## PROMPT
Transcribe all of the records word for word, but omit the pictures.
* begin *
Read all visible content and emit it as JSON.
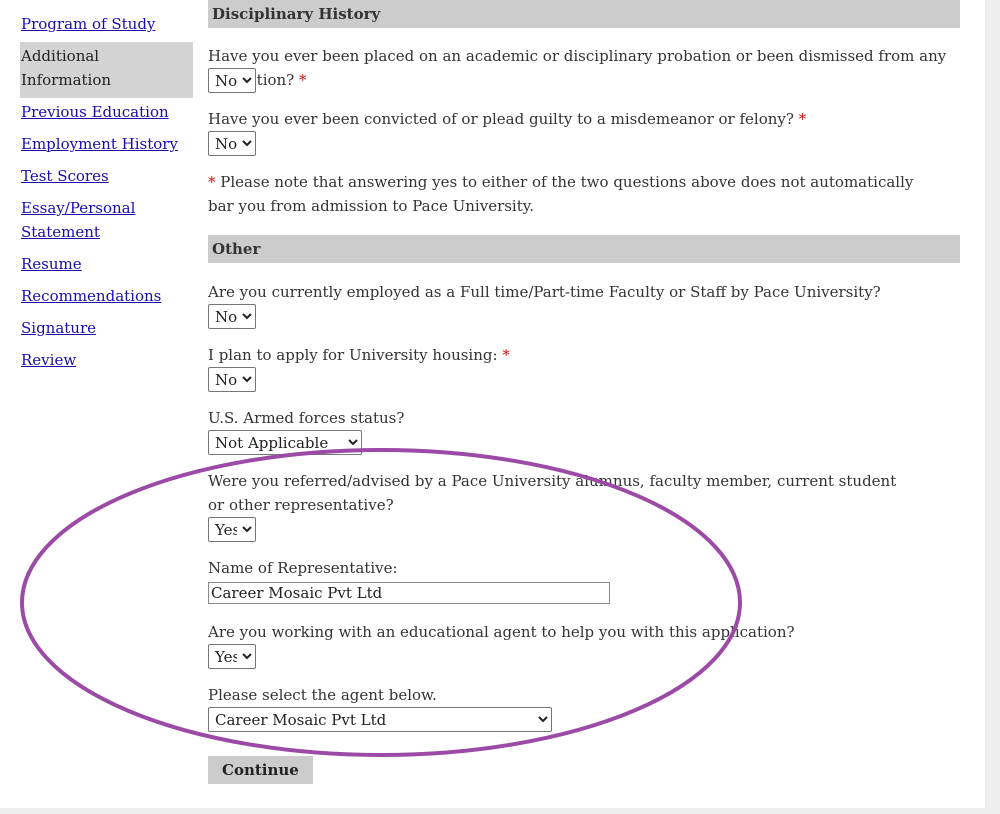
{
  "sidebar": {
    "items": [
      {
        "label": "Program of Study",
        "active": false
      },
      {
        "label": "Additional Information",
        "active": true
      },
      {
        "label": "Previous Education",
        "active": false
      },
      {
        "label": "Employment History",
        "active": false
      },
      {
        "label": "Test Scores",
        "active": false
      },
      {
        "label": "Essay/Personal Statement",
        "active": false
      },
      {
        "label": "Resume",
        "active": false
      },
      {
        "label": "Recommendations",
        "active": false
      },
      {
        "label": "Signature",
        "active": false
      },
      {
        "label": "Review",
        "active": false
      }
    ]
  },
  "disciplinary": {
    "header": "Disciplinary History",
    "q1": {
      "label": "Have you ever been placed on an academic or disciplinary probation or been dismissed from any institution?",
      "required_mark": "*",
      "value": "No"
    },
    "q2": {
      "label": "Have you ever been convicted of or plead guilty to a misdemeanor or felony?",
      "required_mark": "*",
      "value": "No"
    },
    "note_mark": "*",
    "note": "Please note that answering yes to either of the two questions above does not automatically bar you from admission to Pace University."
  },
  "other": {
    "header": "Other",
    "q_employed": {
      "label": "Are you currently employed as a Full time/Part-time Faculty or Staff by Pace University?",
      "value": "No"
    },
    "q_housing": {
      "label": "I plan to apply for University housing:",
      "required_mark": "*",
      "value": "No"
    },
    "q_armed": {
      "label": "U.S. Armed forces status?",
      "value": "Not Applicable"
    },
    "q_referred": {
      "label": "Were you referred/advised by a Pace University alumnus, faculty member, current student or other representative?",
      "value": "Yes"
    },
    "q_rep_name": {
      "label": "Name of Representative:",
      "value": "Career Mosaic Pvt Ltd"
    },
    "q_agent": {
      "label": "Are you working with an educational agent to help you with this application?",
      "value": "Yes"
    },
    "q_agent_select": {
      "label": "Please select the agent below.",
      "value": "Career Mosaic Pvt Ltd"
    }
  },
  "continue_label": "Continue",
  "colors": {
    "link": "#1a0dab",
    "required": "#d01010",
    "header_bg": "#cccccc",
    "annotation": "#9b4aa6"
  }
}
* end *
## THE ANSWER
Read all visible content and emit it as JSON.
{
  "sidebar": {
    "items": [
      {
        "label": "Program of Study",
        "active": false
      },
      {
        "label": "Additional Information",
        "active": true
      },
      {
        "label": "Previous Education",
        "active": false
      },
      {
        "label": "Employment History",
        "active": false
      },
      {
        "label": "Test Scores",
        "active": false
      },
      {
        "label": "Essay/Personal Statement",
        "active": false
      },
      {
        "label": "Resume",
        "active": false
      },
      {
        "label": "Recommendations",
        "active": false
      },
      {
        "label": "Signature",
        "active": false
      },
      {
        "label": "Review",
        "active": false
      }
    ]
  },
  "disciplinary": {
    "header": "Disciplinary History",
    "q1": {
      "label": "Have you ever been placed on an academic or disciplinary probation or been dismissed from any institution?",
      "required_mark": "*",
      "value": "No"
    },
    "q2": {
      "label": "Have you ever been convicted of or plead guilty to a misdemeanor or felony?",
      "required_mark": "*",
      "value": "No"
    },
    "note_mark": "*",
    "note": "Please note that answering yes to either of the two questions above does not automatically bar you from admission to Pace University."
  },
  "other": {
    "header": "Other",
    "q_employed": {
      "label": "Are you currently employed as a Full time/Part-time Faculty or Staff by Pace University?",
      "value": "No"
    },
    "q_housing": {
      "label": "I plan to apply for University housing:",
      "required_mark": "*",
      "value": "No"
    },
    "q_armed": {
      "label": "U.S. Armed forces status?",
      "value": "Not Applicable"
    },
    "q_referred": {
      "label": "Were you referred/advised by a Pace University alumnus, faculty member, current student or other representative?",
      "value": "Yes"
    },
    "q_rep_name": {
      "label": "Name of Representative:",
      "value": "Career Mosaic Pvt Ltd"
    },
    "q_agent": {
      "label": "Are you working with an educational agent to help you with this application?",
      "value": "Yes"
    },
    "q_agent_select": {
      "label": "Please select the agent below.",
      "value": "Career Mosaic Pvt Ltd"
    }
  },
  "continue_label": "Continue",
  "colors": {
    "link": "#1a0dab",
    "required": "#d01010",
    "header_bg": "#cccccc",
    "annotation": "#9b4aa6"
  }
}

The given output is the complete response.